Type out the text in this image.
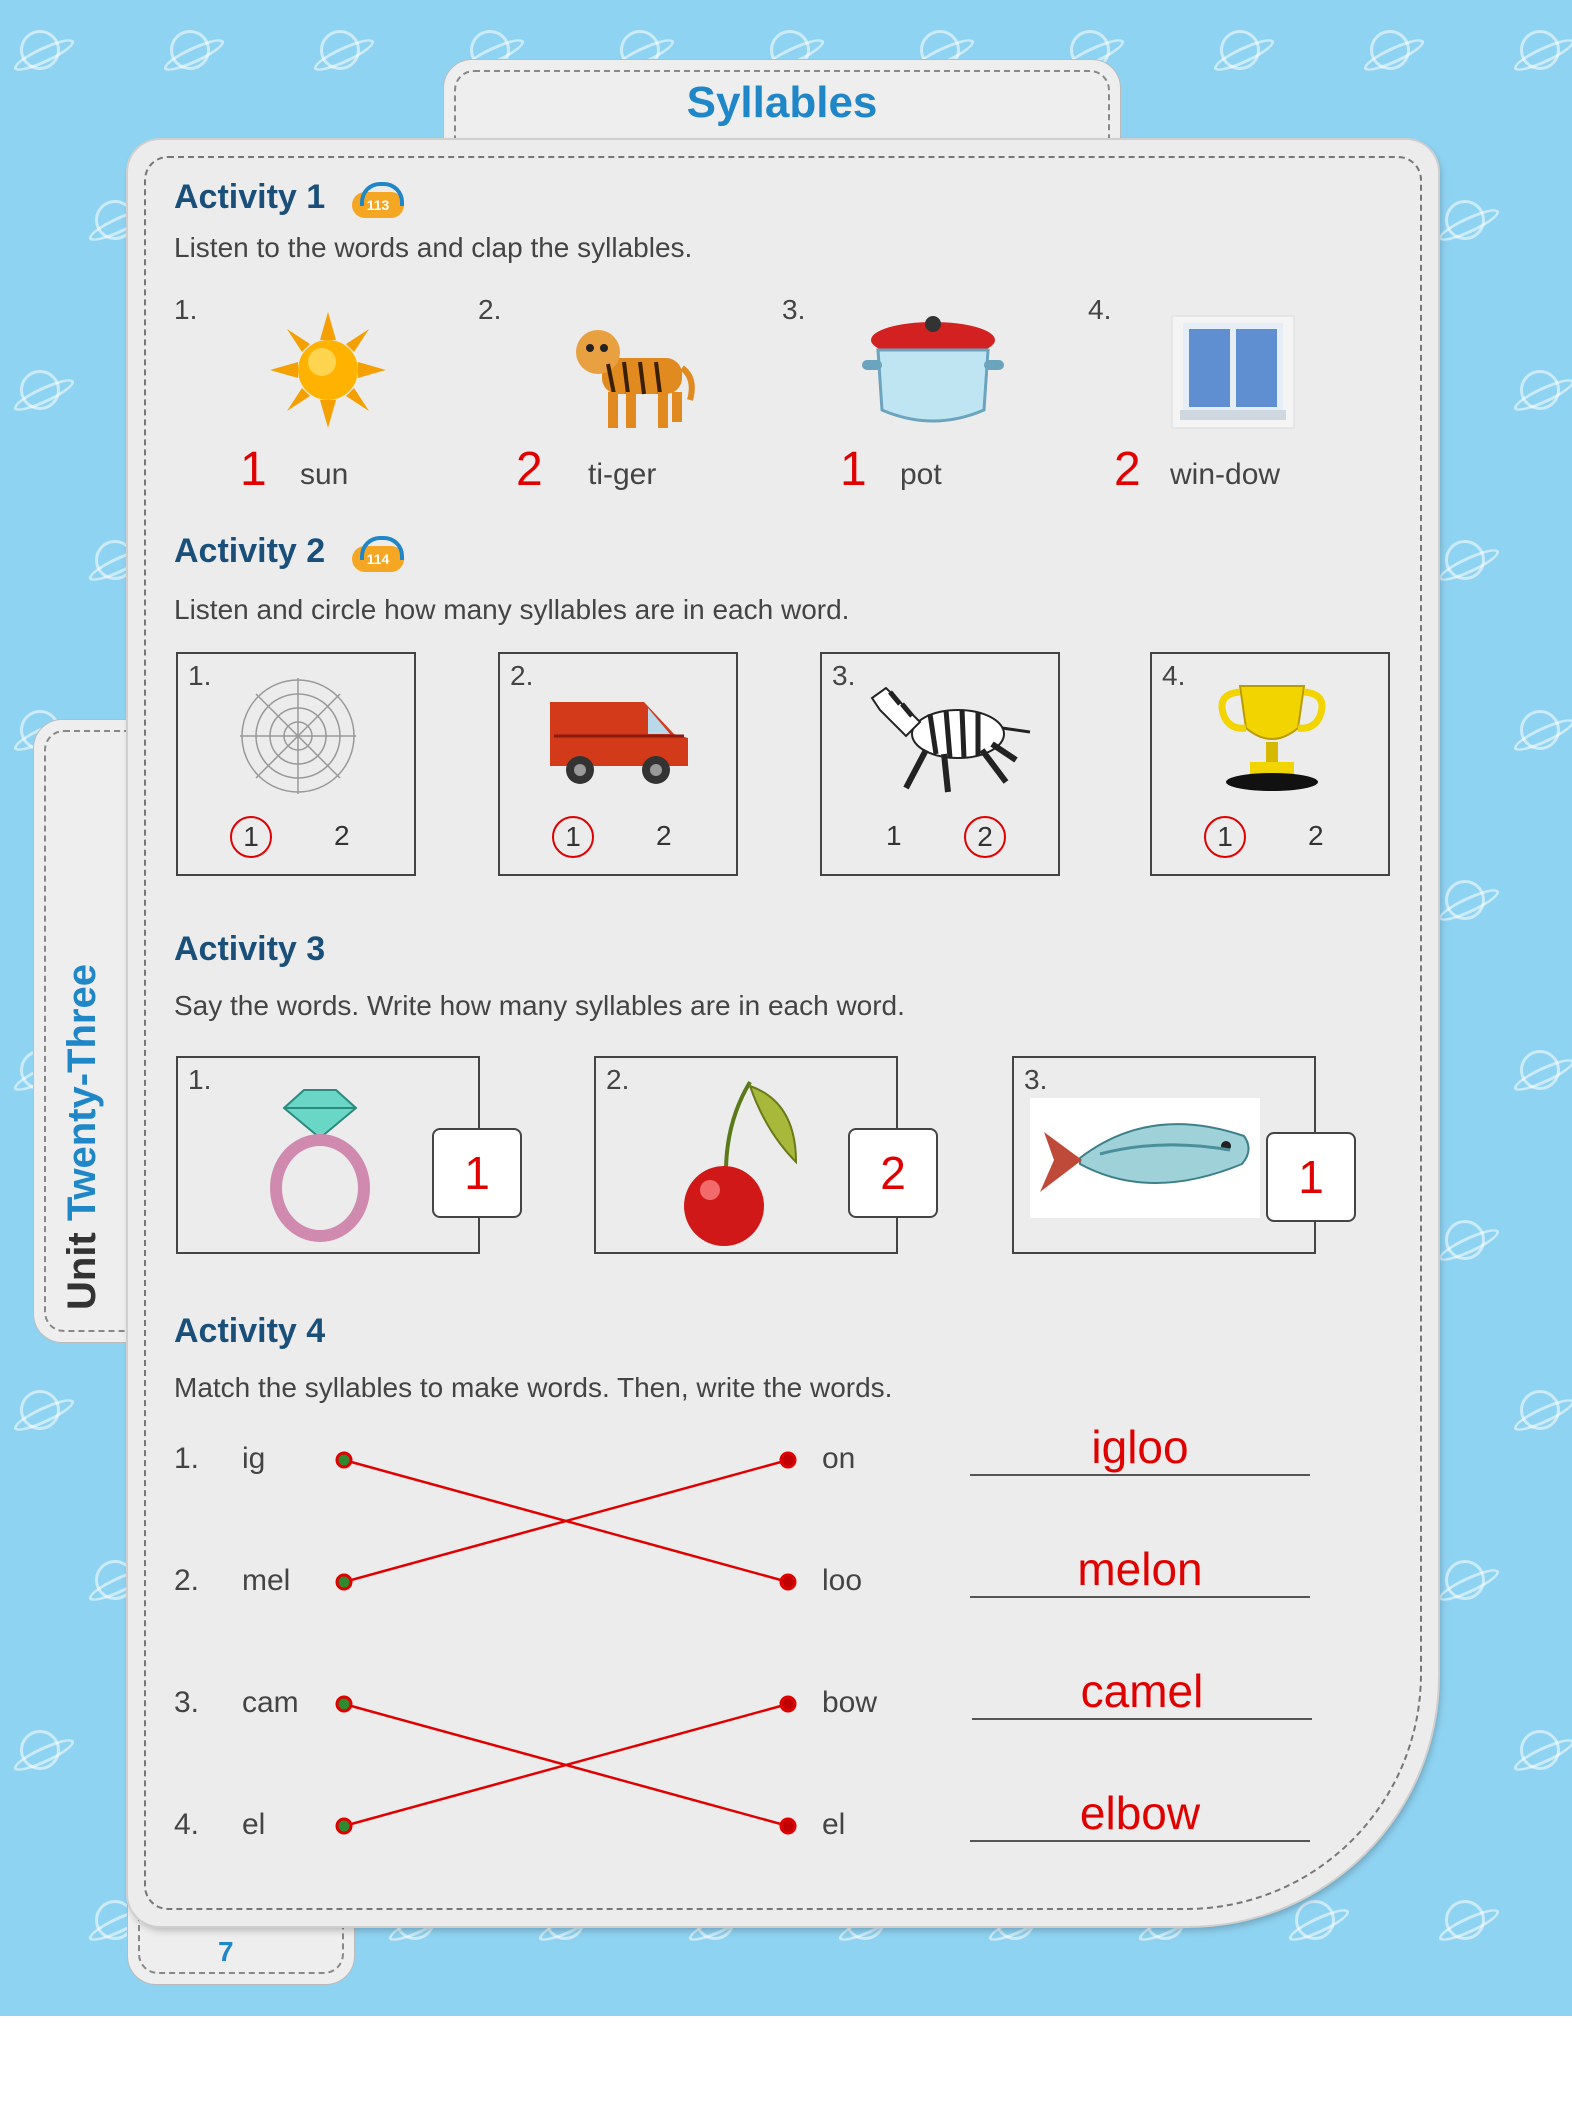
Syllables
Unit Twenty-Three
7
Activity 1	113
Listen to the words and clap the syllables.
1.	2.	3.	4.
1 sun	2 ti-ger	1 pot	2 win-dow
Activity 2	114
Listen and circle how many syllables are in each word.
1.
1	2
2.
1	2
3.
1	2
4.
1	2
Activity 3
Say the words. Write how many syllables are in each word.
1.
1
2.
2
3.
1
Activity 4
Match the syllables to make words. Then, write the words.
1. ig	on	igloo
2. mel	loo	melon
3. cam	bow	camel
4. el	el	elbow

■ ■ ■ ■ ■

**DESCRIPTION OF THE TASK**
Give back each entry exactly as it appears, with no pictures.

**COMPLETE RESPONSE**
Type out the text in this image.
Syllables
Unit Twenty-Three
7
Activity 1	113
Listen to the words and clap the syllables.
1.	2.	3.	4.
1 sun	2 ti-ger	1 pot	2 win-dow
Activity 2	114
Listen and circle how many syllables are in each word.
1.
1	2
2.
1	2
3.
1	2
4.
1	2
Activity 3
Say the words. Write how many syllables are in each word.
1.
1
2.
2
3.
1
Activity 4
Match the syllables to make words. Then, write the words.
1. ig	on	igloo
2. mel	loo	melon
3. cam	bow	camel
4. el	el	elbow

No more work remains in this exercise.